┏━━

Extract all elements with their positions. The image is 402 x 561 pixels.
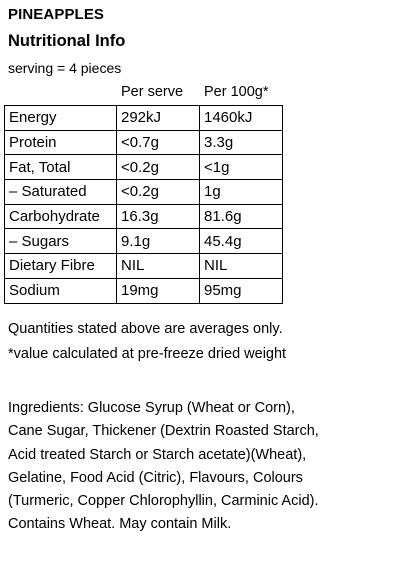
per-serve-value: 292kJ (116, 105, 200, 131)
table-row: Sodium 19mg 95mg (4, 277, 283, 304)
row-label: Sodium (4, 277, 117, 304)
serving-size: serving = 4 pieces (8, 60, 122, 76)
per-100g-value: 95mg (199, 277, 283, 304)
per-100g-value: <1g (199, 154, 283, 181)
per-serve-value: 16.3g (116, 203, 200, 230)
per-100g-value: 45.4g (199, 228, 283, 255)
per-serve-value: <0.2g (116, 154, 200, 181)
averages-note: Quantities stated above are averages onl… (8, 321, 283, 337)
per-100g-value: 3.3g (199, 129, 283, 156)
asterisk-note: *value calculated at pre-freeze dried we… (8, 346, 287, 362)
row-label: Protein (4, 129, 117, 156)
ingredients-line: Ingredients: Glucose Syrup (Wheat or Cor… (8, 400, 295, 416)
nutrition-table: Energy 292kJ 1460kJ Protein <0.7g 3.3g F… (4, 105, 283, 304)
ingredients-line: Acid treated Starch or Starch acetate)(W… (8, 446, 307, 463)
per-100g-value: 1460kJ (199, 105, 283, 131)
product-name: PINEAPPLES (8, 6, 105, 23)
row-label: Fat, Total (4, 154, 117, 181)
section-title: Nutritional Info (8, 32, 126, 50)
table-row: – Saturated <0.2g 1g (4, 179, 283, 205)
table-row: Carbohydrate 16.3g 81.6g (4, 203, 283, 230)
ingredients-line: (Turmeric, Copper Chlorophyllin, Carmini… (8, 493, 319, 510)
table-column-headers: Per serve Per 100g* (4, 84, 286, 104)
table-row: Energy 292kJ 1460kJ (4, 105, 283, 131)
ingredients-text: Ingredients: Glucose Syrup (Wheat or Cor… (8, 397, 396, 537)
column-header-per-100g: Per 100g* (204, 84, 269, 100)
row-label: Energy (4, 105, 117, 131)
row-label: – Saturated (4, 179, 117, 205)
row-label: – Sugars (4, 228, 117, 255)
row-label: Carbohydrate (4, 203, 117, 230)
column-header-per-serve: Per serve (121, 84, 184, 100)
per-serve-value: NIL (116, 253, 200, 279)
ingredients-line: Contains Wheat. May contain Milk. (8, 516, 232, 533)
row-label: Dietary Fibre (4, 253, 117, 279)
table-row: Dietary Fibre NIL NIL (4, 253, 283, 279)
per-serve-value: <0.7g (116, 129, 200, 156)
table-row: – Sugars 9.1g 45.4g (4, 228, 283, 255)
per-100g-value: 1g (199, 179, 283, 205)
per-serve-value: 19mg (116, 277, 200, 304)
per-100g-value: NIL (199, 253, 283, 279)
ingredients-line: Gelatine, Food Acid (Citric), Flavours, … (8, 469, 303, 486)
table-row: Fat, Total <0.2g <1g (4, 154, 283, 181)
ingredients-line: Cane Sugar, Thickener (Dextrin Roasted S… (8, 423, 319, 440)
per-serve-value: <0.2g (116, 179, 200, 205)
table-row: Protein <0.7g 3.3g (4, 129, 283, 156)
per-serve-value: 9.1g (116, 228, 200, 255)
per-100g-value: 81.6g (199, 203, 283, 230)
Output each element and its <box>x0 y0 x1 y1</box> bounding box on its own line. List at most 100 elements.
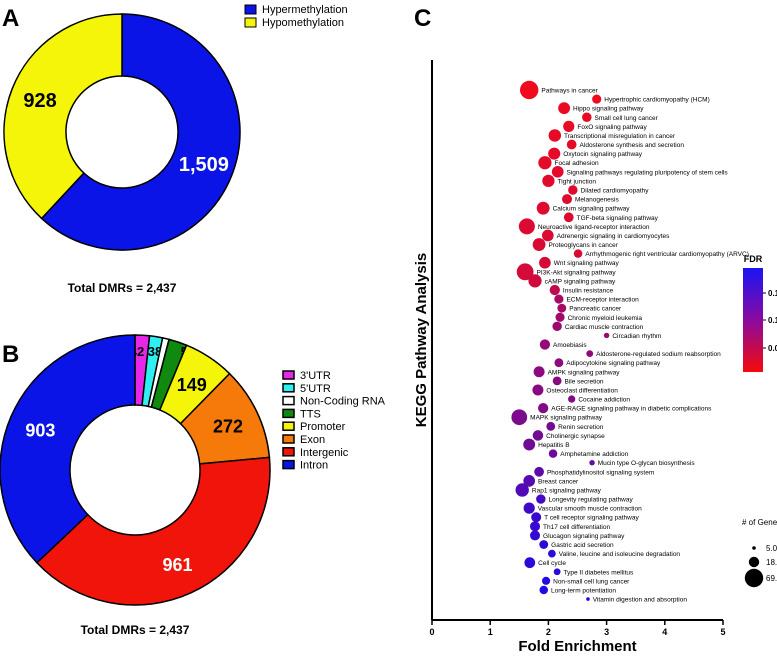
data-point <box>515 483 529 497</box>
pathway-label: Cocaine addiction <box>578 397 630 404</box>
pathway-label: Vascular smooth muscle contraction <box>538 506 642 513</box>
data-point <box>562 194 573 205</box>
pathway-label: Mucin type O-glycan biosynthesis <box>598 460 696 467</box>
data-point <box>533 366 545 378</box>
data-point <box>546 421 556 431</box>
data-point <box>573 249 583 258</box>
colorbar-tick-label: 0.1 <box>768 316 777 325</box>
pathway-label: TGF-beta signaling pathway <box>577 215 659 222</box>
slice-value-label: 961 <box>162 555 192 575</box>
data-point <box>511 409 528 426</box>
fdr-colorbar <box>743 268 763 372</box>
pathway-label: Hepatitis B <box>538 442 569 449</box>
x-axis-title: Fold Enrichment <box>518 638 636 655</box>
x-tick-label: 4 <box>662 627 667 637</box>
pathway-label: Adrenergic signaling in cardiomyocytes <box>557 233 670 240</box>
data-point <box>553 568 561 576</box>
data-point <box>603 332 610 339</box>
pathway-label: Dilated cardiomyopathy <box>581 187 650 194</box>
pathway-label: Adipocytokine signaling pathway <box>566 360 661 367</box>
data-point <box>523 475 536 487</box>
size-legend-label: 18.57 <box>766 558 777 567</box>
pathway-label: Breast cancer <box>538 478 579 485</box>
legend-label: Hypomethylation <box>262 17 344 29</box>
data-point <box>530 521 541 532</box>
pathway-label: Hypertrophic cardiomyopathy (HCM) <box>604 97 709 104</box>
total-dmrs-label: Total DMRs = 2,437 <box>68 281 177 295</box>
pathway-label: Amphetamine addiction <box>560 451 628 458</box>
pathway-label: Type II diabetes mellitus <box>564 569 634 576</box>
pathway-label: Renin secretion <box>558 424 604 431</box>
data-point <box>532 384 544 396</box>
data-point <box>554 294 564 304</box>
pathway-label: ECM-receptor interaction <box>566 297 639 304</box>
data-point <box>592 94 602 104</box>
data-point <box>532 430 544 441</box>
x-tick-label: 2 <box>546 627 551 637</box>
size-legend-title: # of Genes <box>742 518 777 527</box>
data-point <box>552 321 562 332</box>
donut-b-slice <box>35 456 271 606</box>
pathway-label: Th17 cell differentiation <box>543 524 610 531</box>
legend-swatch <box>282 459 295 470</box>
pathway-label: FoxO signaling pathway <box>577 124 647 131</box>
data-point <box>552 376 562 386</box>
pathway-label: AMPK signaling pathway <box>548 369 621 376</box>
pathway-label: Tight junction <box>558 178 597 185</box>
data-point <box>539 540 549 549</box>
legend-label: Hypermethylation <box>262 4 348 16</box>
pathway-label: Calcium signaling pathway <box>553 206 631 213</box>
legend-label: Non-Coding RNA <box>300 396 386 408</box>
data-point <box>516 263 534 281</box>
colorbar-tick-label: 0.15 <box>768 289 777 298</box>
legend-label: Intergenic <box>300 447 349 459</box>
donut-a-slice <box>40 13 241 251</box>
legend-swatch <box>282 370 295 380</box>
pathway-label: Insulin resistance <box>563 287 614 294</box>
pathway-label: Non-small cell lung cancer <box>553 578 630 585</box>
data-point <box>566 139 577 150</box>
pathway-label: Small cell lung cancer <box>595 115 659 122</box>
slice-value-label: 1,509 <box>179 154 229 176</box>
data-point <box>589 459 595 466</box>
data-point <box>538 156 552 170</box>
data-point <box>528 274 542 288</box>
legend-swatch <box>282 447 295 457</box>
pathway-label: PI3K-Akt signaling pathway <box>537 269 617 276</box>
size-legend-dot <box>748 556 760 568</box>
legend-label: Promoter <box>300 421 346 433</box>
pathway-label: Osteoclast differentiation <box>546 387 618 394</box>
panel-label-a: A <box>2 5 19 32</box>
pathway-label: Signaling pathways regulating pluripoten… <box>567 169 729 176</box>
size-legend-label: 69.00 <box>766 574 777 583</box>
data-point <box>568 185 578 195</box>
x-tick-label: 5 <box>720 627 725 637</box>
data-point <box>519 80 539 100</box>
data-point <box>536 201 550 215</box>
data-point <box>557 303 567 313</box>
pathway-label: Circadian rhythm <box>612 333 661 340</box>
size-legend-label: 5.00 <box>766 544 777 553</box>
data-point <box>568 395 576 403</box>
legend-label: Exon <box>300 434 325 446</box>
data-point <box>586 350 594 358</box>
data-point <box>524 557 536 569</box>
pathway-label: Bile secretion <box>565 378 604 385</box>
pathway-label: T cell receptor signaling pathway <box>544 515 639 522</box>
pathway-label: Aldosterone synthesis and secretion <box>580 142 685 149</box>
legend-label: TTS <box>300 408 321 420</box>
pathway-label: Gastric acid secretion <box>551 542 614 549</box>
slice-value-label: 928 <box>23 90 56 112</box>
slice-value-label: 272 <box>213 417 243 437</box>
data-point <box>542 576 551 585</box>
legend-swatch <box>282 421 295 431</box>
data-point <box>536 494 546 504</box>
panel-label-b: B <box>2 341 19 368</box>
x-tick-label: 3 <box>604 627 609 637</box>
data-point <box>532 238 546 251</box>
total-dmrs-label: Total DMRs = 2,437 <box>81 623 190 637</box>
data-point <box>548 449 558 458</box>
legend-swatch <box>244 4 257 15</box>
size-legend-dot <box>752 546 756 550</box>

┗━━

Filter the listing above so that only lines holding the word "column" remain, and report those lines.

table-column-headers: Per serve Per 100g* (4, 84, 286, 104)
column-header-per-100g: Per 100g* (204, 84, 269, 100)
column-header-per-serve: Per serve (121, 84, 184, 100)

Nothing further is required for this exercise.